[start of Entries shown]
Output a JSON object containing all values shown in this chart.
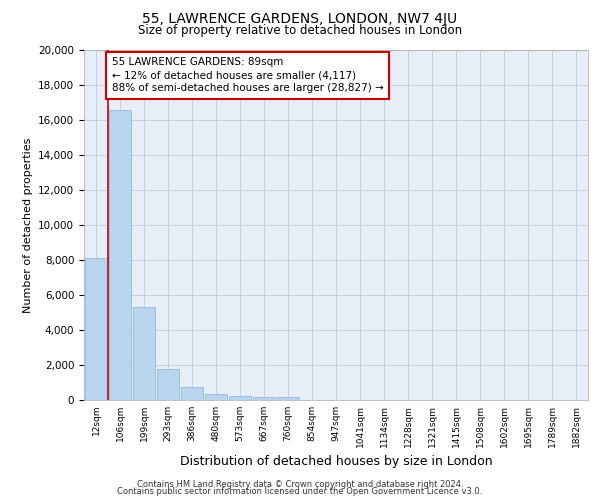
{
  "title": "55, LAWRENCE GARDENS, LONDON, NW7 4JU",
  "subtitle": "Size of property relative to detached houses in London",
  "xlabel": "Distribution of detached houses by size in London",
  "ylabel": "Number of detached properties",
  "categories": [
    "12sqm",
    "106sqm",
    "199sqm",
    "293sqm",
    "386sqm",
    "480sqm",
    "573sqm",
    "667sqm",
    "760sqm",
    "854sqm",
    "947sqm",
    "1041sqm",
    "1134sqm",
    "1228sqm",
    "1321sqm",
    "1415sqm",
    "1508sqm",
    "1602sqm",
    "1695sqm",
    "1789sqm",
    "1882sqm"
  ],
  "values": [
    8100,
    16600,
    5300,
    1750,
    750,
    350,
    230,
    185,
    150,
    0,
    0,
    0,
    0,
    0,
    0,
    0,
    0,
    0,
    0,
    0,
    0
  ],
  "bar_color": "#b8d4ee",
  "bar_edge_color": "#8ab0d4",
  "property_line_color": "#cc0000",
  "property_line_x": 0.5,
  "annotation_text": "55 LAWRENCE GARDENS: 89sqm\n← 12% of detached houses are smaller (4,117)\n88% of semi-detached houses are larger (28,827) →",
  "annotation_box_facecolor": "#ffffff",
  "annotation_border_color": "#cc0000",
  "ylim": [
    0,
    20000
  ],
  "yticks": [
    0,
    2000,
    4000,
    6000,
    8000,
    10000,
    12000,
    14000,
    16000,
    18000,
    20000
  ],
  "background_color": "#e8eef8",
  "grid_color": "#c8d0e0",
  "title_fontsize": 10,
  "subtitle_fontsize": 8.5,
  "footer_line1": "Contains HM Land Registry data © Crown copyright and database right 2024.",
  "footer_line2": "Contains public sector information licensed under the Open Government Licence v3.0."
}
[end of Entries shown]
[start of Entries shown]
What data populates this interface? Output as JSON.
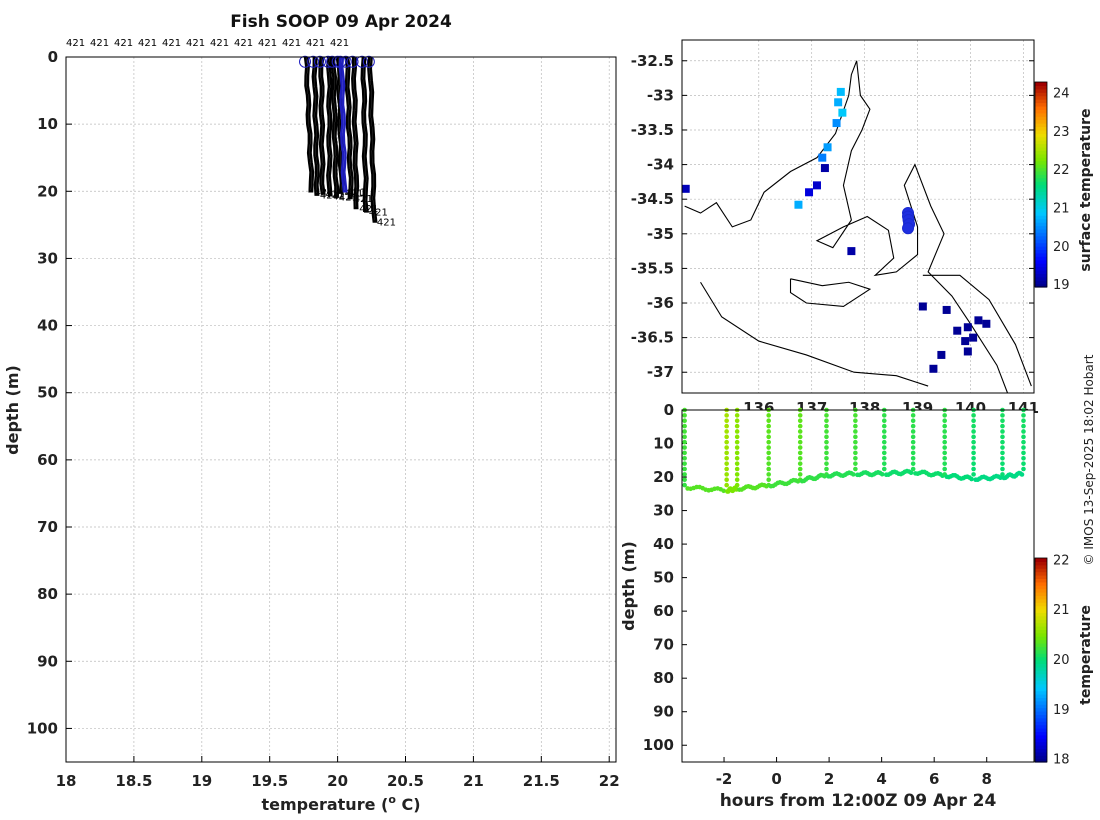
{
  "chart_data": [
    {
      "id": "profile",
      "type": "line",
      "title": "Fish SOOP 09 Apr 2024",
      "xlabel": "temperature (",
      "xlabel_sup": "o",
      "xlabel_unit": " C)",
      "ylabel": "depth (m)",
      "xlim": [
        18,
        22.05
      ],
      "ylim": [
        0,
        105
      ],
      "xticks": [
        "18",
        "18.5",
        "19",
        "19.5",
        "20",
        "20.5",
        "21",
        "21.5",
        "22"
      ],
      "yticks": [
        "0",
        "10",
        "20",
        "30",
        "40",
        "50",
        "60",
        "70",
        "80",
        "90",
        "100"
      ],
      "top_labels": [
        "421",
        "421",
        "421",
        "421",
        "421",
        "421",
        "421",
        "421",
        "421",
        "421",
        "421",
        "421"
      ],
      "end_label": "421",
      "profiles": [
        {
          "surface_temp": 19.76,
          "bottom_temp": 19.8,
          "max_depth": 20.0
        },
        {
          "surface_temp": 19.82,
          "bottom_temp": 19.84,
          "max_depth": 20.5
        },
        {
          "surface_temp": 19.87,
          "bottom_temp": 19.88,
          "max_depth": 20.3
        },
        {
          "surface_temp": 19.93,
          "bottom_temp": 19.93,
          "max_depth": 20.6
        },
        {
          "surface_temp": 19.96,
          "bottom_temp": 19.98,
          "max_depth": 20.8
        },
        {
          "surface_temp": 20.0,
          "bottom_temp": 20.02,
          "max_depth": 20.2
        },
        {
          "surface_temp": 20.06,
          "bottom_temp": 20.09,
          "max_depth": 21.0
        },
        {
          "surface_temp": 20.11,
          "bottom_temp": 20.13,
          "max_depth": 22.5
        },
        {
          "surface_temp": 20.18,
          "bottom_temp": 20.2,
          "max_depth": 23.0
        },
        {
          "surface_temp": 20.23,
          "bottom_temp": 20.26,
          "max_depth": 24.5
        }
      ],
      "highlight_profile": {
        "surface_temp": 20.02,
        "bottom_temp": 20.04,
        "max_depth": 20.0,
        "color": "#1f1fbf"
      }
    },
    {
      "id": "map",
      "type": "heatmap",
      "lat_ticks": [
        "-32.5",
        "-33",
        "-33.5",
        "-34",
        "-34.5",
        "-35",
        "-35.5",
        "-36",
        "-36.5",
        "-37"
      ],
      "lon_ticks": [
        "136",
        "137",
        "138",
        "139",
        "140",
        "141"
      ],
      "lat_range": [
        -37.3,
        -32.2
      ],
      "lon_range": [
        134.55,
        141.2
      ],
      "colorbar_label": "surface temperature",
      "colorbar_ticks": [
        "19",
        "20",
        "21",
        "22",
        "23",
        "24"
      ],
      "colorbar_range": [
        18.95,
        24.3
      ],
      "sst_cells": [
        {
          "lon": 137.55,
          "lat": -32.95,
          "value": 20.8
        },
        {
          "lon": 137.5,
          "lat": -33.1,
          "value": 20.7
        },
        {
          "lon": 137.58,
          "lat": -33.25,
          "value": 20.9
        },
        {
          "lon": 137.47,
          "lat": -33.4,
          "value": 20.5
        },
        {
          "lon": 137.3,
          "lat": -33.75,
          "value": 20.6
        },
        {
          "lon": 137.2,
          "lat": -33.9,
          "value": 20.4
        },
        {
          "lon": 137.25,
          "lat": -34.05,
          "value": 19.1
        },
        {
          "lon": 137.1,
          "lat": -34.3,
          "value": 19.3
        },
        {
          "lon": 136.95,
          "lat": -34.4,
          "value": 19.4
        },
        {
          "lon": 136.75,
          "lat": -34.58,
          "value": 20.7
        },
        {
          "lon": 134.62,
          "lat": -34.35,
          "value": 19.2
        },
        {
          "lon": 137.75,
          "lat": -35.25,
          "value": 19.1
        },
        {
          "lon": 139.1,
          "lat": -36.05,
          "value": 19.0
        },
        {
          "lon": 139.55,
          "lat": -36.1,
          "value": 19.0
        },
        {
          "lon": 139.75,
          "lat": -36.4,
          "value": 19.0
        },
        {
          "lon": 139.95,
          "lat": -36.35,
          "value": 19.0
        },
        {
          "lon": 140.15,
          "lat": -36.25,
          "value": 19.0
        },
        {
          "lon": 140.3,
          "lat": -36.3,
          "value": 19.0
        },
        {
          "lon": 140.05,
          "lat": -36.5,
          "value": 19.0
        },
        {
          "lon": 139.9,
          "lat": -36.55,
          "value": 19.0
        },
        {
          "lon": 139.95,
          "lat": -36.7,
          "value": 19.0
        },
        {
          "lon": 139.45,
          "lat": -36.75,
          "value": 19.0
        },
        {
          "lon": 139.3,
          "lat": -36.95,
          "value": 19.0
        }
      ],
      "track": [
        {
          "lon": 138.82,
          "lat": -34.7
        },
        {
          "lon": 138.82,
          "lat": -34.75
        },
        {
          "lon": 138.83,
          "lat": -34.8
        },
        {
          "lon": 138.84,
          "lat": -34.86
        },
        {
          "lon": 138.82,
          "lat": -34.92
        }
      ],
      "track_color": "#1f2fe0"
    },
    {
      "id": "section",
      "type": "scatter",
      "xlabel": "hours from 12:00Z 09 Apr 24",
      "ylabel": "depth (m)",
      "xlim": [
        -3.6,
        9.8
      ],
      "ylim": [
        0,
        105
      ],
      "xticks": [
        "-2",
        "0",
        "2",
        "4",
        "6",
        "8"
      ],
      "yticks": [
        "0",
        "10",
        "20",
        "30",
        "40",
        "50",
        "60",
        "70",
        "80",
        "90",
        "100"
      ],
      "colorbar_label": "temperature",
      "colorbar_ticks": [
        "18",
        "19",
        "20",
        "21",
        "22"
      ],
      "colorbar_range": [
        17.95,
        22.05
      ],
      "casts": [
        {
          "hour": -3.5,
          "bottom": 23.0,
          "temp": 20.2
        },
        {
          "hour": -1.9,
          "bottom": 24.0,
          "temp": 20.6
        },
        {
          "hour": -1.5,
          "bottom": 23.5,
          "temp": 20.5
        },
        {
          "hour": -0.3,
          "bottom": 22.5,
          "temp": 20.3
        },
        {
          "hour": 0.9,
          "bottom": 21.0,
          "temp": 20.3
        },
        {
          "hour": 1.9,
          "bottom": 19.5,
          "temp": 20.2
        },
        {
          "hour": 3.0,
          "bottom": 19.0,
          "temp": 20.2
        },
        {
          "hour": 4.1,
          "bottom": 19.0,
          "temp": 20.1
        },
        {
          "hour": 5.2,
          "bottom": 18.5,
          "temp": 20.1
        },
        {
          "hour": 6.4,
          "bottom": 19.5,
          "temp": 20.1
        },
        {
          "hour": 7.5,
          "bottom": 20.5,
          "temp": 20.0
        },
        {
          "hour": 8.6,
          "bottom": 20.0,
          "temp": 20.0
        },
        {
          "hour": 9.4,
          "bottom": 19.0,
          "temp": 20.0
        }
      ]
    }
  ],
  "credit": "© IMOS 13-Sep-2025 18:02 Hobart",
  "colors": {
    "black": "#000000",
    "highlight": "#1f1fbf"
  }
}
[end of Entries shown]
■ What is being asked ■
Determine the count of lines in the data above with the string "LAWRENCE" in them, and give that count alone.

■ Complete output ■
2